## Task brief
Find the lines with the string "summer" and return them.

## The records
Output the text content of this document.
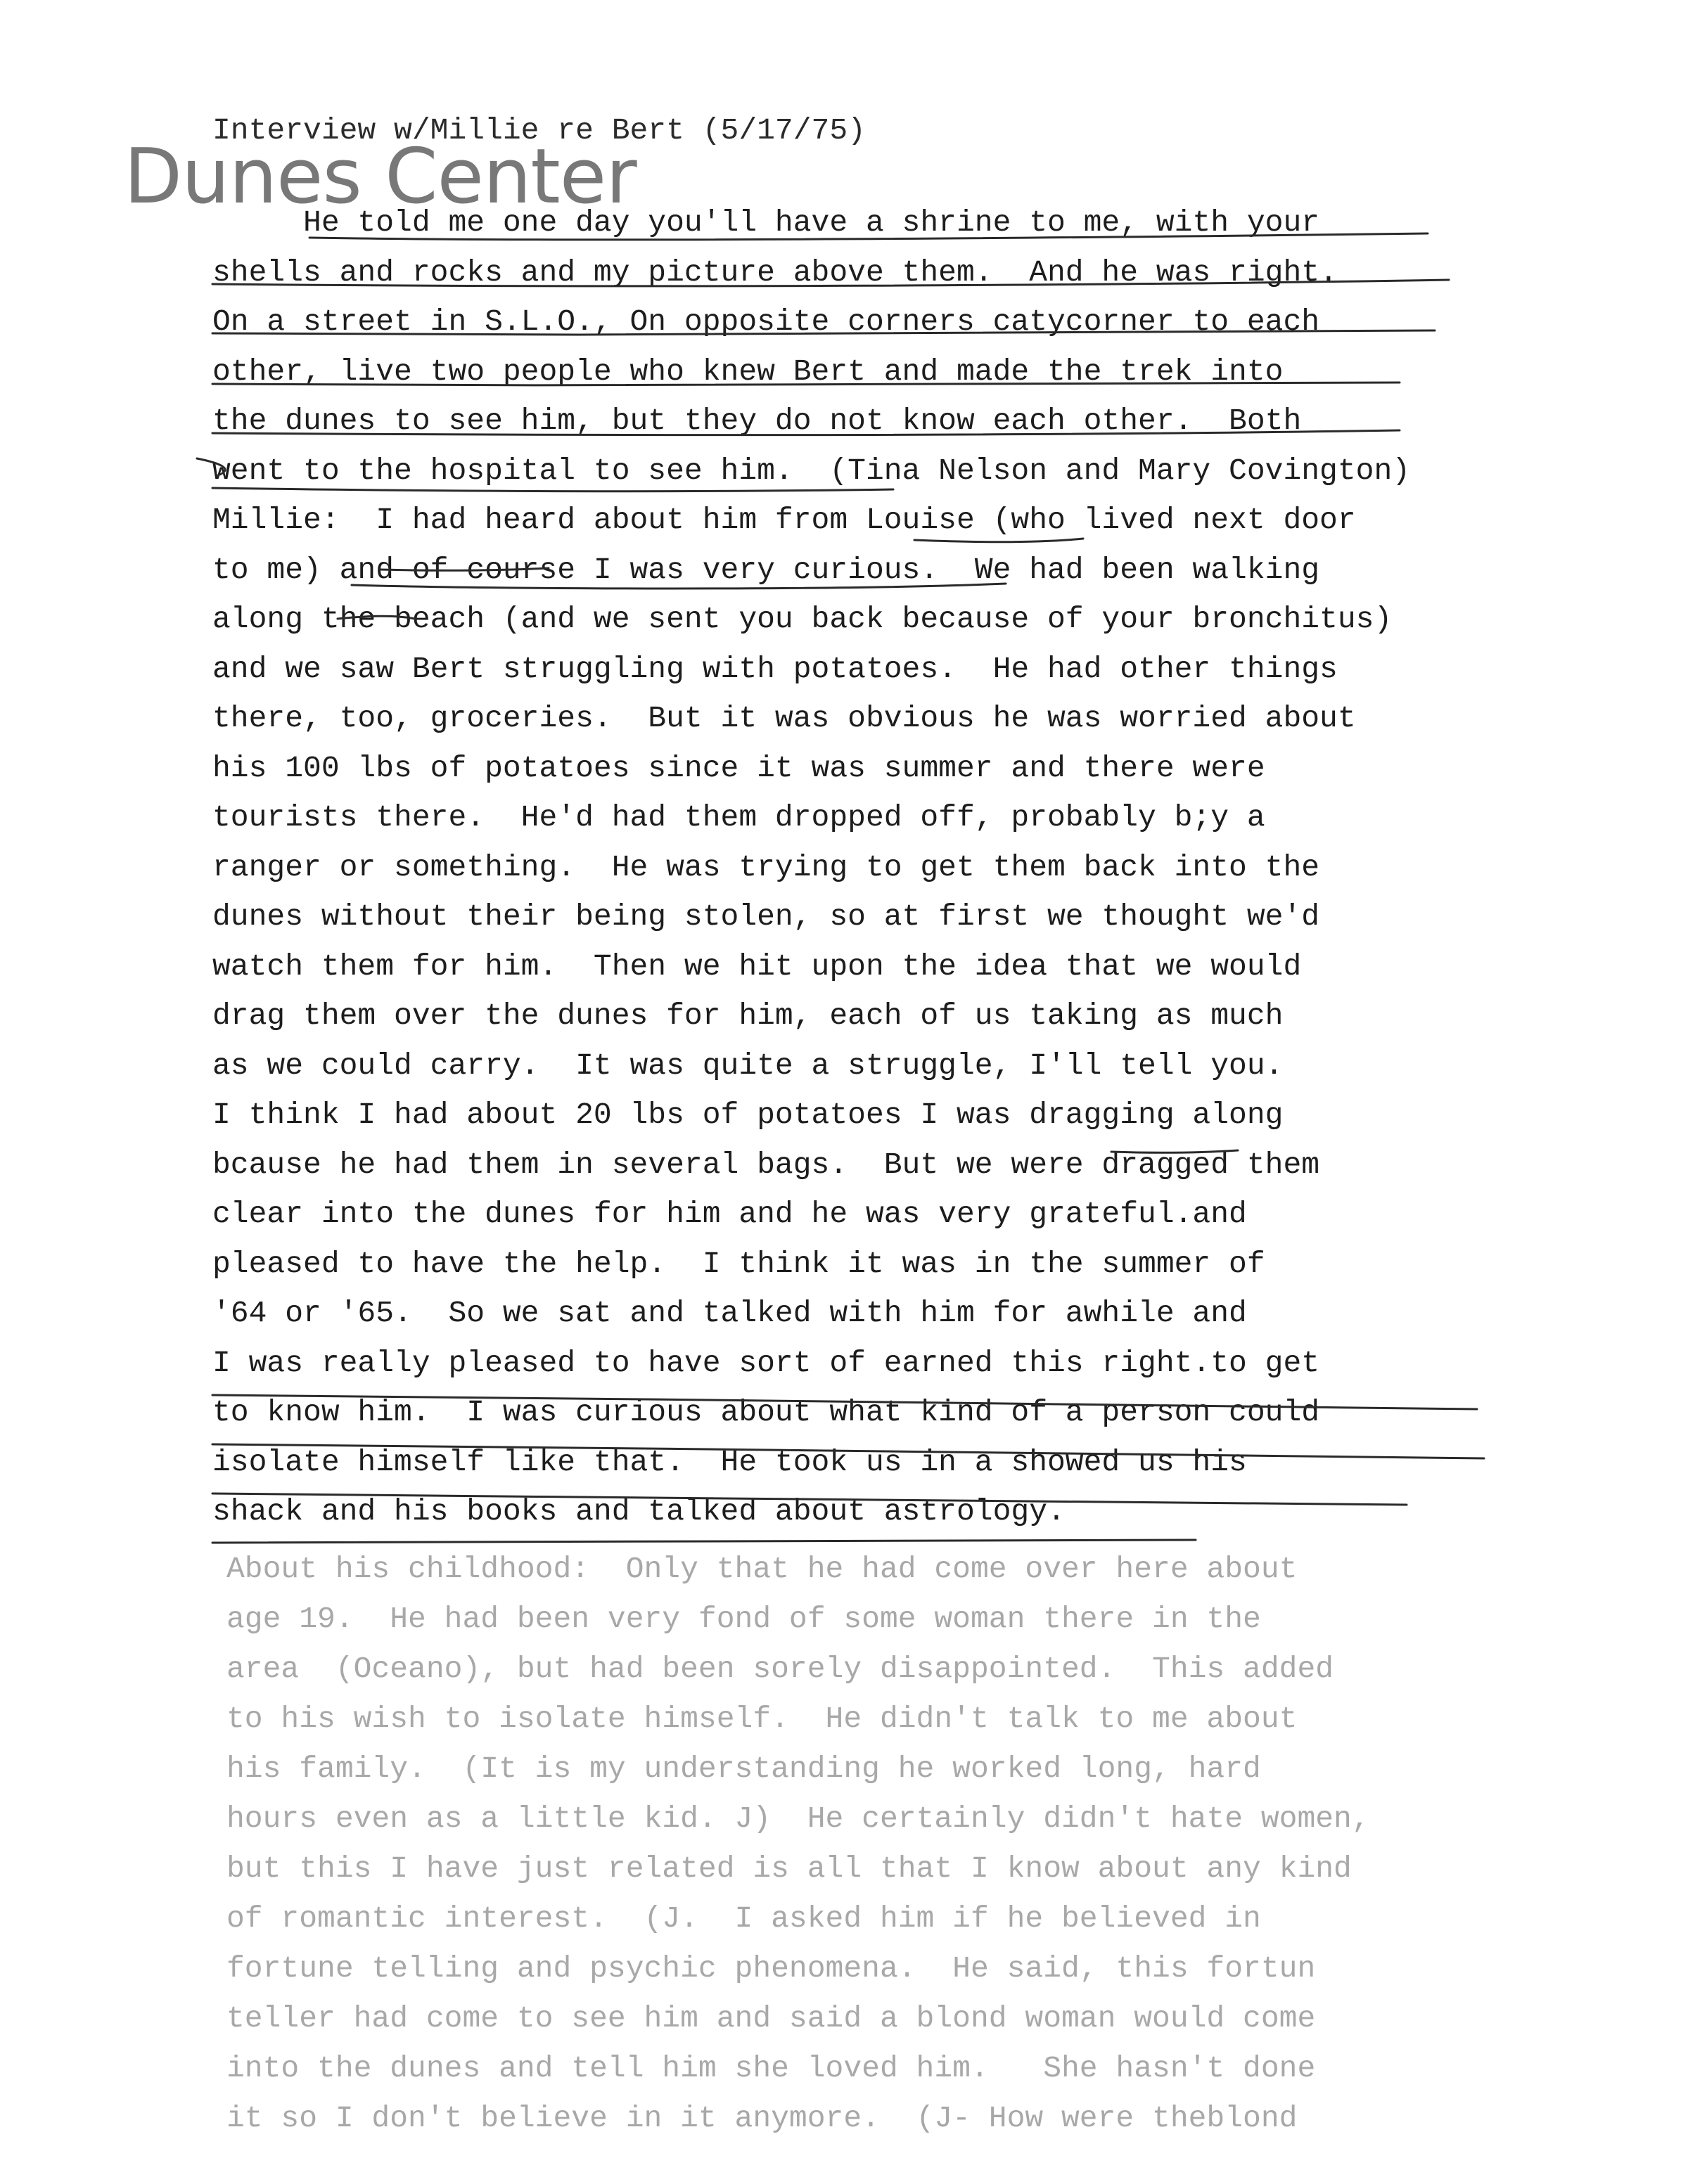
Interview w/Millie re Bert (5/17/75)
He told me one day you'll have a shrine to me, with your
shells and rocks and my picture above them.  And he was right.
On a street in S.L.O., On opposite corners catycorner to each
other, live two people who knew Bert and made the trek into
the dunes to see him, but they do not know each other.  Both
went to the hospital to see him.  (Tina Nelson and Mary Covington)
Millie:  I had heard about him from Louise (who lived next door
to me) and of course I was very curious.  We had been walking
along the beach (and we sent you back because of your bronchitus)
and we saw Bert struggling with potatoes.  He had other things
there, too, groceries.  But it was obvious he was worried about
his 100 lbs of potatoes since it was summer and there were
tourists there.  He'd had them dropped off, probably b;y a
ranger or something.  He was trying to get them back into the
dunes without their being stolen, so at first we thought we'd
watch them for him.  Then we hit upon the idea that we would
drag them over the dunes for him, each of us taking as much
as we could carry.  It was quite a struggle, I'll tell you.
I think I had about 20 lbs of potatoes I was dragging along
bcause he had them in several bags.  But we were dragged them
clear into the dunes for him and he was very grateful.and
pleased to have the help.  I think it was in the summer of
'64 or '65.  So we sat and talked with him for awhile and
I was really pleased to have sort of earned this right.to get
to know him.  I was curious about what kind of a person could
isolate himself like that.  He took us in a showed us his
shack and his books and talked about astrology.
About his childhood:  Only that he had come over here about
age 19.  He had been very fond of some woman there in the
area  (Oceano), but had been sorely disappointed.  This added
to his wish to isolate himself.  He didn't talk to me about
his family.  (It is my understanding he worked long, hard
hours even as a little kid. J)  He certainly didn't hate women,
but this I have just related is all that I know about any kind
of romantic interest.  (J.  I asked him if he believed in
fortune telling and psychic phenomena.  He said, this fortun
teller had come to see him and said a blond woman would come
into the dunes and tell him she loved him.   She hasn't done
it so I don't believe in it anymore.  (J- How were theblond
Dunes Center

## Output
his 100 lbs of potatoes since it was summer and there were
pleased to have the help.  I think it was in the summer of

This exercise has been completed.